▶
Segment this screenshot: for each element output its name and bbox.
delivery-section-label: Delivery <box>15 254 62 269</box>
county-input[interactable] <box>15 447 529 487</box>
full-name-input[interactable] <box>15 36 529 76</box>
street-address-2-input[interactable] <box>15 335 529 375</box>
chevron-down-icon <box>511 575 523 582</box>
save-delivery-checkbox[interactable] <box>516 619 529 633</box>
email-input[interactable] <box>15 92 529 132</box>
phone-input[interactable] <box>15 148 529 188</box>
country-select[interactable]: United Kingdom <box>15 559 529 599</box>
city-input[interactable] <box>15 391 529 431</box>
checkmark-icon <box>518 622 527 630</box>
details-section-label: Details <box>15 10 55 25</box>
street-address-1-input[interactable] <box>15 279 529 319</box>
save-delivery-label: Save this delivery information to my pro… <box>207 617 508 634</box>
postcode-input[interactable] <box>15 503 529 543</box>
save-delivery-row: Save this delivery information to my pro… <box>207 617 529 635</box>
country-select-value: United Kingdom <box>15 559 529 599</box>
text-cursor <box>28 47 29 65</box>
◀
Exercise instructions
Return every line of the records above unchanged, keeping each character and the line order as they are.

Problem solution
Segment this screenshot: for each element output its name and bbox.
delivery-section-label: Delivery <box>15 254 62 269</box>
county-input[interactable] <box>15 447 529 487</box>
full-name-input[interactable] <box>15 36 529 76</box>
street-address-2-input[interactable] <box>15 335 529 375</box>
chevron-down-icon <box>511 575 523 582</box>
save-delivery-checkbox[interactable] <box>516 619 529 633</box>
email-input[interactable] <box>15 92 529 132</box>
phone-input[interactable] <box>15 148 529 188</box>
country-select[interactable]: United Kingdom <box>15 559 529 599</box>
city-input[interactable] <box>15 391 529 431</box>
checkmark-icon <box>518 622 527 630</box>
details-section-label: Details <box>15 10 55 25</box>
street-address-1-input[interactable] <box>15 279 529 319</box>
save-delivery-label: Save this delivery information to my pro… <box>207 617 508 634</box>
postcode-input[interactable] <box>15 503 529 543</box>
save-delivery-row: Save this delivery information to my pro… <box>207 617 529 635</box>
country-select-value: United Kingdom <box>15 559 529 599</box>
text-cursor <box>28 47 29 65</box>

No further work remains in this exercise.